TASK OBJECTIVE:
Select, from the data, each line where "SOCIAL" occurs.

MATERIAL PROVIDED:
───

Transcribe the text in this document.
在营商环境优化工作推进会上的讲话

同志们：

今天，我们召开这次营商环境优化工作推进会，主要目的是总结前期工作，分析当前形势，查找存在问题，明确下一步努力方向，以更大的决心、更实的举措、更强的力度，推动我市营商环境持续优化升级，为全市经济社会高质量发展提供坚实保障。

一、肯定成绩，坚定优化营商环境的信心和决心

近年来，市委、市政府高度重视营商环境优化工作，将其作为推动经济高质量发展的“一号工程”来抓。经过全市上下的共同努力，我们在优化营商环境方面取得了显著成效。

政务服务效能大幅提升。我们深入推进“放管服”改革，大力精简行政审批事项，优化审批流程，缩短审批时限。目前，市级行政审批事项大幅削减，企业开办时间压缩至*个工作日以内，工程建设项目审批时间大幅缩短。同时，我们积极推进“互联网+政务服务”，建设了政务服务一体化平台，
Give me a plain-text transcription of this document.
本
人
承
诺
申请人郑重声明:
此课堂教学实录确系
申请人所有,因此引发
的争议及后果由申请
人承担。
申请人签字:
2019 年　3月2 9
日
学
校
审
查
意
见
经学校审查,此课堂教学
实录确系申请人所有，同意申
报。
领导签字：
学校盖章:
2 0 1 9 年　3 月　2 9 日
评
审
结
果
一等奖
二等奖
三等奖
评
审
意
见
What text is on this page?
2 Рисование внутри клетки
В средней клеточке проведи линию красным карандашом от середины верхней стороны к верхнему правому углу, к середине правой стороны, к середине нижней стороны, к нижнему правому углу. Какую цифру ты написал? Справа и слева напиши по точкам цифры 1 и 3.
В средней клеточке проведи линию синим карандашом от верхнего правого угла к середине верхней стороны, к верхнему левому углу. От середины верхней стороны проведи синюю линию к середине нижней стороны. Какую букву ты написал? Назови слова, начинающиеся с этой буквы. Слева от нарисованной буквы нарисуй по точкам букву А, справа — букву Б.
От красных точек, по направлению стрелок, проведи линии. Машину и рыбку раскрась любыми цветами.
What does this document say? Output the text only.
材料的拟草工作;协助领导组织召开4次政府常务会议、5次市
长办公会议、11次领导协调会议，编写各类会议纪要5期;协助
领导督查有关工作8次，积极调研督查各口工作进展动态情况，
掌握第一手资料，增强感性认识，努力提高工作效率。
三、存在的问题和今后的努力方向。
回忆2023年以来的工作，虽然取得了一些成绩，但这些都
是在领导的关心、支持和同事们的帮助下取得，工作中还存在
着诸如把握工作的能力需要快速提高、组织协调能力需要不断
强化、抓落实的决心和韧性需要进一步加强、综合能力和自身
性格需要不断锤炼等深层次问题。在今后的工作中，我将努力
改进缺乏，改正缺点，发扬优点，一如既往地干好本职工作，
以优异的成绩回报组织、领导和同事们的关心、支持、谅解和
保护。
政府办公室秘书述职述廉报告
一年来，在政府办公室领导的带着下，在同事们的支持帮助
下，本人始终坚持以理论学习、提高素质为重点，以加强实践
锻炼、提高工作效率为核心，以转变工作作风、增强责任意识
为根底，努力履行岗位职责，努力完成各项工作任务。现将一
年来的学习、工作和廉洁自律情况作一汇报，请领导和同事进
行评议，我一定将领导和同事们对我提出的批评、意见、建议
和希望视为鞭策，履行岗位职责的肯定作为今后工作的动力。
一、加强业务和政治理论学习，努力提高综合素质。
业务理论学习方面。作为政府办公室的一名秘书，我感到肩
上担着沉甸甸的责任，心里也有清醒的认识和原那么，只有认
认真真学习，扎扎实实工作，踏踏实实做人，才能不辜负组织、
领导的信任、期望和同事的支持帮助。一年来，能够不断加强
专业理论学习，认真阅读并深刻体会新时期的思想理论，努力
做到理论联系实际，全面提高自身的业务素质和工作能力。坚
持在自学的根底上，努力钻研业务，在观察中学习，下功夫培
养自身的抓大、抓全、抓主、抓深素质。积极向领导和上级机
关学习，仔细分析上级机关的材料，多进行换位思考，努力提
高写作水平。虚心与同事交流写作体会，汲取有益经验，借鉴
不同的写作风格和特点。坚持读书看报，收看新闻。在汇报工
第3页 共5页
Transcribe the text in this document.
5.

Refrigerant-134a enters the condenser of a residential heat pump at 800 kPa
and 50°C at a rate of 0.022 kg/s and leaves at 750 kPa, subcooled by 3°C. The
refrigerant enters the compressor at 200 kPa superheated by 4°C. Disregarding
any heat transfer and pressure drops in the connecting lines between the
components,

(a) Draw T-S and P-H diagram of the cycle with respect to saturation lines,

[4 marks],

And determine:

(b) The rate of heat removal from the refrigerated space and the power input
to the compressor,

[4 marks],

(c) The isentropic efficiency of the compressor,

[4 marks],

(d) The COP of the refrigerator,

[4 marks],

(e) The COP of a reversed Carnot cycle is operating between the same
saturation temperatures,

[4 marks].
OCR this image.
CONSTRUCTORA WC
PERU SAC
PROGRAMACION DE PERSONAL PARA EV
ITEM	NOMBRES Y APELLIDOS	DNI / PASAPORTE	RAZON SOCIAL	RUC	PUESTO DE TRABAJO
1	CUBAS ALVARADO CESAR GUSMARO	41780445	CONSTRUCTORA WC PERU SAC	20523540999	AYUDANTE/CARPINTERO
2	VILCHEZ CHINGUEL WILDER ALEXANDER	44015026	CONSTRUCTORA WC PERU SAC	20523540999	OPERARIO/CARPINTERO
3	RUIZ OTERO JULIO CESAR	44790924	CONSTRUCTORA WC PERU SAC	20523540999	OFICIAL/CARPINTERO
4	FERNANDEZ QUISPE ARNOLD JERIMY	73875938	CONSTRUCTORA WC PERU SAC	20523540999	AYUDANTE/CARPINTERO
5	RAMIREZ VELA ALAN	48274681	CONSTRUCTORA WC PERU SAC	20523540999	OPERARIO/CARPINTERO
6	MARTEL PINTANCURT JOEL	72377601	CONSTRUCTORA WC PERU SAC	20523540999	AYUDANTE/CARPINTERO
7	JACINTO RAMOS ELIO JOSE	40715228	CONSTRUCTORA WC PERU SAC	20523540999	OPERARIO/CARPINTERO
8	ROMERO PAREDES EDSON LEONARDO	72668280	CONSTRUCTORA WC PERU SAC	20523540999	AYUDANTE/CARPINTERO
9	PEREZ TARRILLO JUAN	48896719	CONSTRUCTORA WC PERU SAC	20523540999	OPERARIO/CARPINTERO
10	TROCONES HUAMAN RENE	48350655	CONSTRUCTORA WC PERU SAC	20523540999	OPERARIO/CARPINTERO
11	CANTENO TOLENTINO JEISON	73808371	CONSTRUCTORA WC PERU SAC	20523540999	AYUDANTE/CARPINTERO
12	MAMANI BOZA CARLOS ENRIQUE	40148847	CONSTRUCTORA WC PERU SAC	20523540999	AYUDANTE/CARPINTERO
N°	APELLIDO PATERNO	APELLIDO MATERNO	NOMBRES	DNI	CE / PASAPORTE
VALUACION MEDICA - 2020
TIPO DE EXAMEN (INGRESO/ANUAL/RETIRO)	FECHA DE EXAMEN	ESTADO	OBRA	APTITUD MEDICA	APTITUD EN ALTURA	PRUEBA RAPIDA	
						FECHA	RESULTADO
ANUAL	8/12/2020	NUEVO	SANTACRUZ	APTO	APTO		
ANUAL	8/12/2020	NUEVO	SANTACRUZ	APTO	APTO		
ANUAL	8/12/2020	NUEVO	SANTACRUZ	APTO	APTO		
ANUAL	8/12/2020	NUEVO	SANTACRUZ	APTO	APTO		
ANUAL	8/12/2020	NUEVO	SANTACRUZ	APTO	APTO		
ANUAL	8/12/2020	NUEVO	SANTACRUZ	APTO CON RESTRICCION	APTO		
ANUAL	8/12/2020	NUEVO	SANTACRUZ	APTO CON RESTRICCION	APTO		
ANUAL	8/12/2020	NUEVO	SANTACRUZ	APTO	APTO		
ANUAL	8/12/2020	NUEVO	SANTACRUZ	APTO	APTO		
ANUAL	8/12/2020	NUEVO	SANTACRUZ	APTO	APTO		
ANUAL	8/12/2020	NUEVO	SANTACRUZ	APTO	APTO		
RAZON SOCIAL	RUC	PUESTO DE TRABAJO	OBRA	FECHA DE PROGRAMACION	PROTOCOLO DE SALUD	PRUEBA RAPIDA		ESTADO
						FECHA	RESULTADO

───

EXERCISE RESPONSE:
ITEM	NOMBRES Y APELLIDOS	DNI / PASAPORTE	RAZON SOCIAL	RUC	PUESTO DE TRABAJO
RAZON SOCIAL	RUC	PUESTO DE TRABAJO	OBRA	FECHA DE PROGRAMACION	PROTOCOLO DE SALUD	PRUEBA RAPIDA		ESTADO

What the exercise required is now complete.